• _Data for this task_:

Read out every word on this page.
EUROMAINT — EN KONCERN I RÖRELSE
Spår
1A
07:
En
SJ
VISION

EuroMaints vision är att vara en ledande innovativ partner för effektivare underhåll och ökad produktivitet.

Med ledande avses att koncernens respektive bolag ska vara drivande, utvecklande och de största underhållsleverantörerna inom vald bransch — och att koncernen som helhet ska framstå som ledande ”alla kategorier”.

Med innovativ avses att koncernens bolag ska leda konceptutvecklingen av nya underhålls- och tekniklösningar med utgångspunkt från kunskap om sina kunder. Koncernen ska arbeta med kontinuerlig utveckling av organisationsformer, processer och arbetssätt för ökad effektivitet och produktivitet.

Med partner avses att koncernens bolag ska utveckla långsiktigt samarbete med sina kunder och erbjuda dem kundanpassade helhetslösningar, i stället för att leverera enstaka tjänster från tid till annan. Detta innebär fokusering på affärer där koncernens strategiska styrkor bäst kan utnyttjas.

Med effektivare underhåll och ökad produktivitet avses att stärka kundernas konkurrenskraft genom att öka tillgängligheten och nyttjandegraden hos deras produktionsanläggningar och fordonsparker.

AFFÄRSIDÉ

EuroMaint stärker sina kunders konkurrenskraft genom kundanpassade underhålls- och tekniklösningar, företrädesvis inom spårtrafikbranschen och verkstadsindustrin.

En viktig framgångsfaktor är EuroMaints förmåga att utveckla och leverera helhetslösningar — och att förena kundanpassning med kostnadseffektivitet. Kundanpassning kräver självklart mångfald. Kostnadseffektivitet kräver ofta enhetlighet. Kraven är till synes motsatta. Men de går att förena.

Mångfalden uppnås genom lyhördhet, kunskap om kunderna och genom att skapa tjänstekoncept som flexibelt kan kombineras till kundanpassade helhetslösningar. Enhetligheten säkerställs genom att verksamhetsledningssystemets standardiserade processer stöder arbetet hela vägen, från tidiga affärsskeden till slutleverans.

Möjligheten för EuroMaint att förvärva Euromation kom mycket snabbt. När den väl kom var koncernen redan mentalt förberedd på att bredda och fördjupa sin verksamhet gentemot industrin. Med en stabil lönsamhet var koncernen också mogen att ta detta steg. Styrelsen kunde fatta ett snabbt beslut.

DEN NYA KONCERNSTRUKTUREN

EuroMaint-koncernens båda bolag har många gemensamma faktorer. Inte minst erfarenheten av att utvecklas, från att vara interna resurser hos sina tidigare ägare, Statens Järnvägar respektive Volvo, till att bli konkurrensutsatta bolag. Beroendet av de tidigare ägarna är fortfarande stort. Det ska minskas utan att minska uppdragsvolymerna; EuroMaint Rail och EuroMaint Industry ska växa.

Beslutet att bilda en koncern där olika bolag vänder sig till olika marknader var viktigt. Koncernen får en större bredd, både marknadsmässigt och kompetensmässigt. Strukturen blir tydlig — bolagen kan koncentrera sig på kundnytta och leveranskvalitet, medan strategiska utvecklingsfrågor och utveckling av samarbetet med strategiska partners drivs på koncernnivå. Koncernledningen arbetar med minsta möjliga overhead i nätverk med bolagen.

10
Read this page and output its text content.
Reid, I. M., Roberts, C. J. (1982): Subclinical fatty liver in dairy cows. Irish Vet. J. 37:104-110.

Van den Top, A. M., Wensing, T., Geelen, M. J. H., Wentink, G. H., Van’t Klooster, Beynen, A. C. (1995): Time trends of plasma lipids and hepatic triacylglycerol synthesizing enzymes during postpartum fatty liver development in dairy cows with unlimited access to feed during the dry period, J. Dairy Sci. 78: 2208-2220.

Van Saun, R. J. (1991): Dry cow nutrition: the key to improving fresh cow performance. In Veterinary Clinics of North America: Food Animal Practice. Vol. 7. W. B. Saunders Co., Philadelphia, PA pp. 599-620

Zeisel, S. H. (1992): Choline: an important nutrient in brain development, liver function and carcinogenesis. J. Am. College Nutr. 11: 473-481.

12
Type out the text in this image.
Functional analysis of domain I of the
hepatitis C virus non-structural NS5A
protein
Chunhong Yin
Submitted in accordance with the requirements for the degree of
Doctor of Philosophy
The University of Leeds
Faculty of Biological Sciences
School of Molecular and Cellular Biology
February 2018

• _What to produce_: Print the line containing "Type out the text in this image." and every line after it to the end of the records above, exactly as written, and nothing else.

• _Exercise response_:
Type out the text in this image.
Functional analysis of domain I of the
hepatitis C virus non-structural NS5A
protein
Chunhong Yin
Submitted in accordance with the requirements for the degree of
Doctor of Philosophy
The University of Leeds
Faculty of Biological Sciences
School of Molecular and Cellular Biology
February 2018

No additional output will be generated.